Instructions to follow
Filter this material down to the lines that hold "name", copying each one.

Data shown
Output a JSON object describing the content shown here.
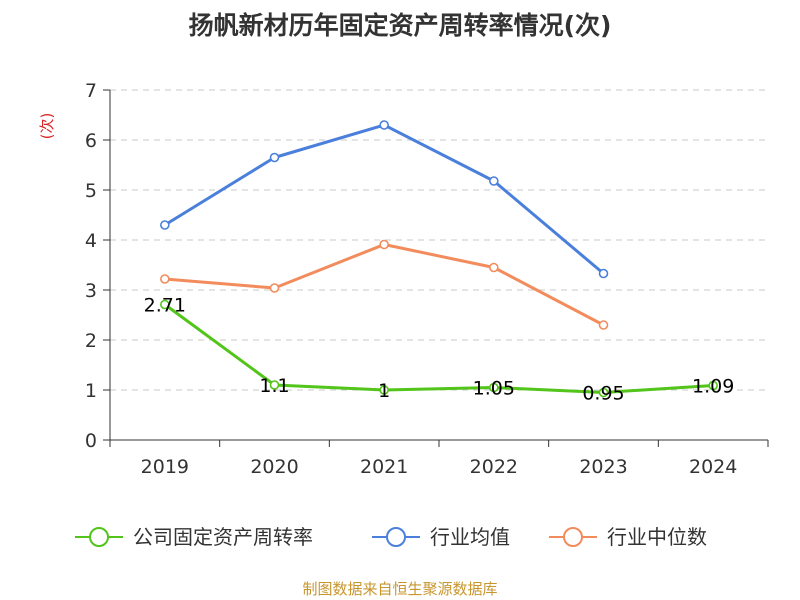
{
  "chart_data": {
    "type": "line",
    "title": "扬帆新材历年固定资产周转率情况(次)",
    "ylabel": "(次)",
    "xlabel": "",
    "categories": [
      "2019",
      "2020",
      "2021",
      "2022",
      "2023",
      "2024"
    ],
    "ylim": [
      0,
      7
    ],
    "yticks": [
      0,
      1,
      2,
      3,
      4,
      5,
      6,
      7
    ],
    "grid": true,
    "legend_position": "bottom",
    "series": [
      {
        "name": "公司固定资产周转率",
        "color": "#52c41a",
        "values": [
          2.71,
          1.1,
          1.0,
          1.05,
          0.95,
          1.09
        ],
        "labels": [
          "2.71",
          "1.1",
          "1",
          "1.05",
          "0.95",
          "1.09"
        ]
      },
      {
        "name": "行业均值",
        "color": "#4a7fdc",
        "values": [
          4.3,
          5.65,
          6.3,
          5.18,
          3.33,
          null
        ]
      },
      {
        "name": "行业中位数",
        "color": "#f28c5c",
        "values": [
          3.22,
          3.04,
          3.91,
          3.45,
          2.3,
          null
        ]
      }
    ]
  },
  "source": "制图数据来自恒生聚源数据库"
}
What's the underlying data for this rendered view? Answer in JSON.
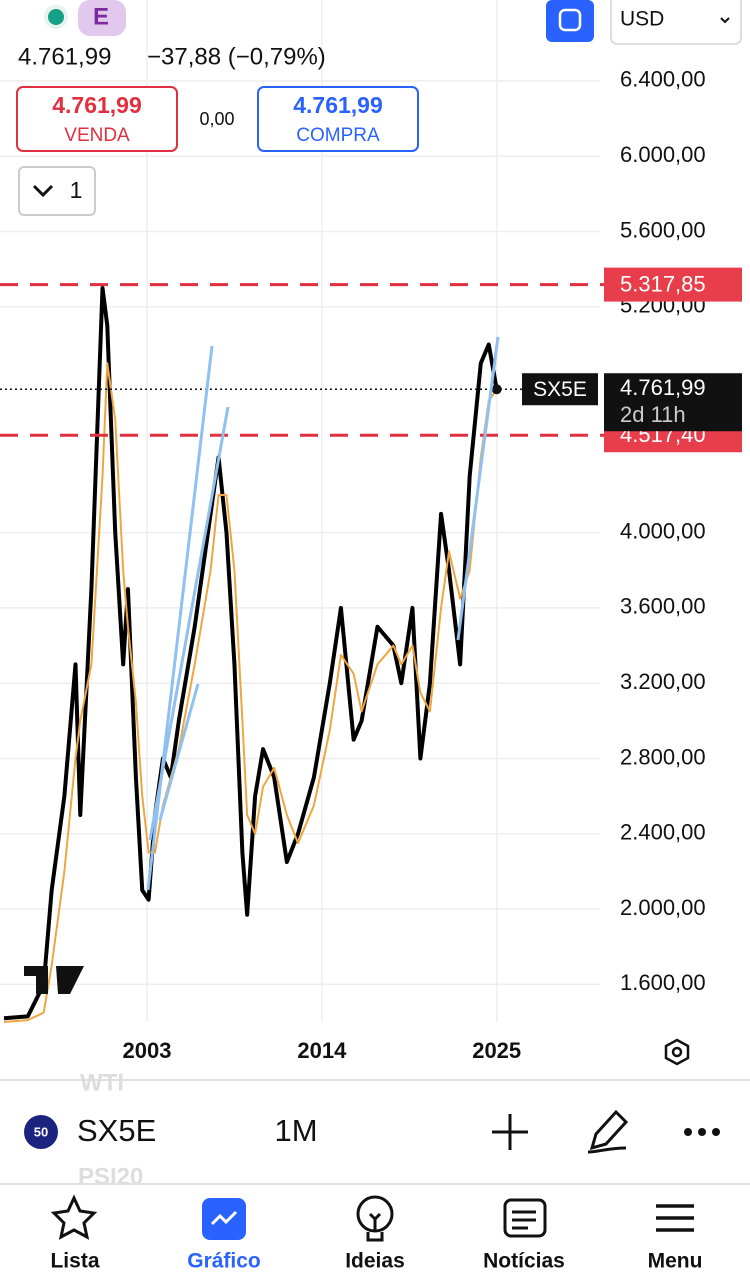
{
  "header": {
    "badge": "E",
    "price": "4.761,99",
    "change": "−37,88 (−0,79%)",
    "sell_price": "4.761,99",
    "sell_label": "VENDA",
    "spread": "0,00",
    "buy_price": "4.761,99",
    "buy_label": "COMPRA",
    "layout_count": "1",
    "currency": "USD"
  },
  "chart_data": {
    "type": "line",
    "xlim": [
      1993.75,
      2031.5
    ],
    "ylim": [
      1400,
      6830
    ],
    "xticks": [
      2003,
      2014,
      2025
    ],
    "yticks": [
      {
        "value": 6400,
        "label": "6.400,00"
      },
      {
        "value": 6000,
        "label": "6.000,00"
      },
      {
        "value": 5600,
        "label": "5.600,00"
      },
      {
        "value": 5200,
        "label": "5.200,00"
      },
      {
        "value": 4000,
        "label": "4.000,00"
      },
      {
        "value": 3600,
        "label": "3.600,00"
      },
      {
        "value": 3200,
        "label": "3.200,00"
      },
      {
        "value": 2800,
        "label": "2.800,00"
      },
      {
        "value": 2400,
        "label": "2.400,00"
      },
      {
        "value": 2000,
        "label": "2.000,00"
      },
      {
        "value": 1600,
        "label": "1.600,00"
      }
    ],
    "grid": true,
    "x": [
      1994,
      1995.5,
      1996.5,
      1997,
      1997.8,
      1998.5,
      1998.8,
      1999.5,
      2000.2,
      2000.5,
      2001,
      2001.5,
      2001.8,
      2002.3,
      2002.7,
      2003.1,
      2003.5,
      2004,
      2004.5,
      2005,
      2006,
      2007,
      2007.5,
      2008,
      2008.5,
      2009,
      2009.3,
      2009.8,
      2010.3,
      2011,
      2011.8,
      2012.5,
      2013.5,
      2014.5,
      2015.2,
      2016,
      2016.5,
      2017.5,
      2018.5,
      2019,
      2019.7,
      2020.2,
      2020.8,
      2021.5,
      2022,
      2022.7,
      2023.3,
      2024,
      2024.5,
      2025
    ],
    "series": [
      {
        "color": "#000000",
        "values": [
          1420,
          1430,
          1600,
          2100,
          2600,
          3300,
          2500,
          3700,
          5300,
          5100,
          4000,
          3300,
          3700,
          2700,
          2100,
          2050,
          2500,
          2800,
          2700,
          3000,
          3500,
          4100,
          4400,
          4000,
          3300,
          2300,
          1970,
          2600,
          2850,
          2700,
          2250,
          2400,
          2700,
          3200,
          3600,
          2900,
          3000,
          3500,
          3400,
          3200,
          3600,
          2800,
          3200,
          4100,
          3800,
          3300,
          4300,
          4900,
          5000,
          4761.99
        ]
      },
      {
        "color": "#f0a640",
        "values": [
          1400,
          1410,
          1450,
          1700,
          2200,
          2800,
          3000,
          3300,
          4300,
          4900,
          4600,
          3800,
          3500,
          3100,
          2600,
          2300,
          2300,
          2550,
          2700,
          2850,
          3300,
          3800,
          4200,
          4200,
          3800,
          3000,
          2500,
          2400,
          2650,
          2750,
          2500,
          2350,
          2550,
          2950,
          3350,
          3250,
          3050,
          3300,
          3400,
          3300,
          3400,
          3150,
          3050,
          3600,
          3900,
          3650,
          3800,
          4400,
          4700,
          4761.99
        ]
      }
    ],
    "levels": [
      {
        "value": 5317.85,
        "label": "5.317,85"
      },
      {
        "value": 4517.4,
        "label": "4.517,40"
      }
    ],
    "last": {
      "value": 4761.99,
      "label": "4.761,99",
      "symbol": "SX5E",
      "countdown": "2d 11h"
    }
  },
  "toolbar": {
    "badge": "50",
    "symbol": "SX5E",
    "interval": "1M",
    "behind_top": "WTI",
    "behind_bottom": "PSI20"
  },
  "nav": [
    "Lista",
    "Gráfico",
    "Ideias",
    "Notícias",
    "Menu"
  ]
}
* * *
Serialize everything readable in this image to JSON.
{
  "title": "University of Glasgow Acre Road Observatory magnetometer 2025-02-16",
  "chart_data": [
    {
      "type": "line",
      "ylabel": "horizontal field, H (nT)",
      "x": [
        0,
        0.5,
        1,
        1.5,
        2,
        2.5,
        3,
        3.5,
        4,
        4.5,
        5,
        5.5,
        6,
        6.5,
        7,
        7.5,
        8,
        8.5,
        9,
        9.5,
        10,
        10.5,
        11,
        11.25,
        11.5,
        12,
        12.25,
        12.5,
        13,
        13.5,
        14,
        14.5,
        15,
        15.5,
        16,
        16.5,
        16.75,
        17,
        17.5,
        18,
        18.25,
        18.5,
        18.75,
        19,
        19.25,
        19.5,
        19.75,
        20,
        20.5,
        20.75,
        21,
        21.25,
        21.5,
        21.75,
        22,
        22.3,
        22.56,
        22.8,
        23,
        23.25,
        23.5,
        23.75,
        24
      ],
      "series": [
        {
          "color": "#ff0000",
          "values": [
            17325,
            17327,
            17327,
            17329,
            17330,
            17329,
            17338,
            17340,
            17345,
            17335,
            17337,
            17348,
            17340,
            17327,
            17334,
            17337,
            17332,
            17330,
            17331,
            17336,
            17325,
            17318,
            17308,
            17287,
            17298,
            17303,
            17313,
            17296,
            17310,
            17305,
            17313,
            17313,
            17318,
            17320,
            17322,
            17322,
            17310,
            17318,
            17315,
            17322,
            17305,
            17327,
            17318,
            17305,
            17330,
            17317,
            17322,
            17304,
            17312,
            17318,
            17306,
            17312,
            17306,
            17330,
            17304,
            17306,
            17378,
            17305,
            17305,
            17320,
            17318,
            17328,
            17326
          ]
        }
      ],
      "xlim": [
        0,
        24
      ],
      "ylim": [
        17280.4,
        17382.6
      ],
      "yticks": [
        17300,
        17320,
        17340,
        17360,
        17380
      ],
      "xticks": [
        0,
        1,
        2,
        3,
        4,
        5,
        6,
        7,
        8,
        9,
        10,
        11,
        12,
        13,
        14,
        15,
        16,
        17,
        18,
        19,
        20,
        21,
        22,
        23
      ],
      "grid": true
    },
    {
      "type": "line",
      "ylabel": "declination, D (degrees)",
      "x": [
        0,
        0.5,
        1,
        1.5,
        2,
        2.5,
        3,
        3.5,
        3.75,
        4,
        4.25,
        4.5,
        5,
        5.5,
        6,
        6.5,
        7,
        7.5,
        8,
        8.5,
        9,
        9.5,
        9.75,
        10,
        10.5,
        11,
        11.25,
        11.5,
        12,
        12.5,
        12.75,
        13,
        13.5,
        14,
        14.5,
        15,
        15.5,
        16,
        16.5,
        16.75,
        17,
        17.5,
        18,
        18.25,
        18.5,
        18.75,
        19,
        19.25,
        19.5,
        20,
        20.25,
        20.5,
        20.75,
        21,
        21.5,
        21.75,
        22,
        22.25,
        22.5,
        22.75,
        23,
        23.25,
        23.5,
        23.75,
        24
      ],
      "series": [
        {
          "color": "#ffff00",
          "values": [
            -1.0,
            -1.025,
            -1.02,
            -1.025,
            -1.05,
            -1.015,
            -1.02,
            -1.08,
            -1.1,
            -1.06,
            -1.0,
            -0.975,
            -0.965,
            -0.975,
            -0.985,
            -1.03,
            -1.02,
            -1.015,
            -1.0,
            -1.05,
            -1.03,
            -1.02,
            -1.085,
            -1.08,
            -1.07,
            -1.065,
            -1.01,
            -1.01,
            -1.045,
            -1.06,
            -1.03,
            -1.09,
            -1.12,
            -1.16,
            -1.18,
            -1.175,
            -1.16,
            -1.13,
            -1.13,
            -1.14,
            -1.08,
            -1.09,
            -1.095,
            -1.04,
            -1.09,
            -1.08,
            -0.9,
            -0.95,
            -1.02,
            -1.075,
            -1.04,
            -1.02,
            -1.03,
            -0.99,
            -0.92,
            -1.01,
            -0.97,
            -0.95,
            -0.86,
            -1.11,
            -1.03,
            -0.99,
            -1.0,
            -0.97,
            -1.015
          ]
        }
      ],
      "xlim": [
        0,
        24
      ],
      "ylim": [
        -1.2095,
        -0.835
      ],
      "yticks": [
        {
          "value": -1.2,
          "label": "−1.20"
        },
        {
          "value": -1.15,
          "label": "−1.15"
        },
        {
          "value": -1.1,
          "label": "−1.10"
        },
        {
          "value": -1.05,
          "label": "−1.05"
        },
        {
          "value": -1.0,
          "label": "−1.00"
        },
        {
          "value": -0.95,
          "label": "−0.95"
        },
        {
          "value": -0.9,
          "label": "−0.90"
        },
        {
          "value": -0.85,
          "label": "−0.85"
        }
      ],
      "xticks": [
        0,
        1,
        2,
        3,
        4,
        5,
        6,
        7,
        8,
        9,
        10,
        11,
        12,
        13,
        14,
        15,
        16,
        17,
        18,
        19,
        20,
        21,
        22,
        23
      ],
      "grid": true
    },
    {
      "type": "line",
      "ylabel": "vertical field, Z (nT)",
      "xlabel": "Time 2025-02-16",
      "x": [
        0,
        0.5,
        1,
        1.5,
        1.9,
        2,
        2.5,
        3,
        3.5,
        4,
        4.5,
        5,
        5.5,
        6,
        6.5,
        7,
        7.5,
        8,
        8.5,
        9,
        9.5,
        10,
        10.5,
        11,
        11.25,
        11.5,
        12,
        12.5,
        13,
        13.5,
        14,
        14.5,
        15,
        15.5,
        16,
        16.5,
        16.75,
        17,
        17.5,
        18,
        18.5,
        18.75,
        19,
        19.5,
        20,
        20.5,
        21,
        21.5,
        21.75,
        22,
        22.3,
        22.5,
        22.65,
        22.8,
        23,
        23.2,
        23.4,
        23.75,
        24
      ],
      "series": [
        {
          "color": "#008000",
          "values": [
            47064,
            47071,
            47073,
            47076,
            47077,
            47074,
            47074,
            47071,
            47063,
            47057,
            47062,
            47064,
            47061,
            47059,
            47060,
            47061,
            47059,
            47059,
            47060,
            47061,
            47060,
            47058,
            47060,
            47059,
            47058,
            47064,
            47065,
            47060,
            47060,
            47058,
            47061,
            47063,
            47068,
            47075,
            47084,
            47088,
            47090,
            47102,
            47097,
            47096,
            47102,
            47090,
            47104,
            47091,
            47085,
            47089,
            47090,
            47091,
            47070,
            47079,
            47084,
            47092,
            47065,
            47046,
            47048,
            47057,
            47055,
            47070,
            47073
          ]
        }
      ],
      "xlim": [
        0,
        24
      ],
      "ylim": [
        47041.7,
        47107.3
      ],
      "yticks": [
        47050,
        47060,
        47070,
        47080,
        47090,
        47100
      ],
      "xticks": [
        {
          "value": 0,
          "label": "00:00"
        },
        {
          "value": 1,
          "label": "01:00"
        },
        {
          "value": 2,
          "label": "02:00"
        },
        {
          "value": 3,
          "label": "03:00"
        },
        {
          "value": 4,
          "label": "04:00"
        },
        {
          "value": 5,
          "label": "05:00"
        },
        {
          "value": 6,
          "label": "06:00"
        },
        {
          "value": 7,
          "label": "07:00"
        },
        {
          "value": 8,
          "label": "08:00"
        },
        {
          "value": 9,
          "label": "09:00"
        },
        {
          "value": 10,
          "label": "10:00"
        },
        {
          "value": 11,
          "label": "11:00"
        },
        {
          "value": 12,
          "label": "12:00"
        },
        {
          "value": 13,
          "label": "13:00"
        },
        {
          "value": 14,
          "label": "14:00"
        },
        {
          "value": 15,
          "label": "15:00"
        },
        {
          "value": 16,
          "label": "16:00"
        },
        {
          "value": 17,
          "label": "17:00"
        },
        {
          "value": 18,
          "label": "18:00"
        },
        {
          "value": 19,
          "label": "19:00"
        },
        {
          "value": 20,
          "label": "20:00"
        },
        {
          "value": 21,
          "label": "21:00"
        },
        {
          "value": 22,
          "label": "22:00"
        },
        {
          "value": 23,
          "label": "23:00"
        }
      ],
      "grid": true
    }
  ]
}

The response
        "name": "公司固定资产周转率",
        "name": "行业均值",
        "name": "行业中位数",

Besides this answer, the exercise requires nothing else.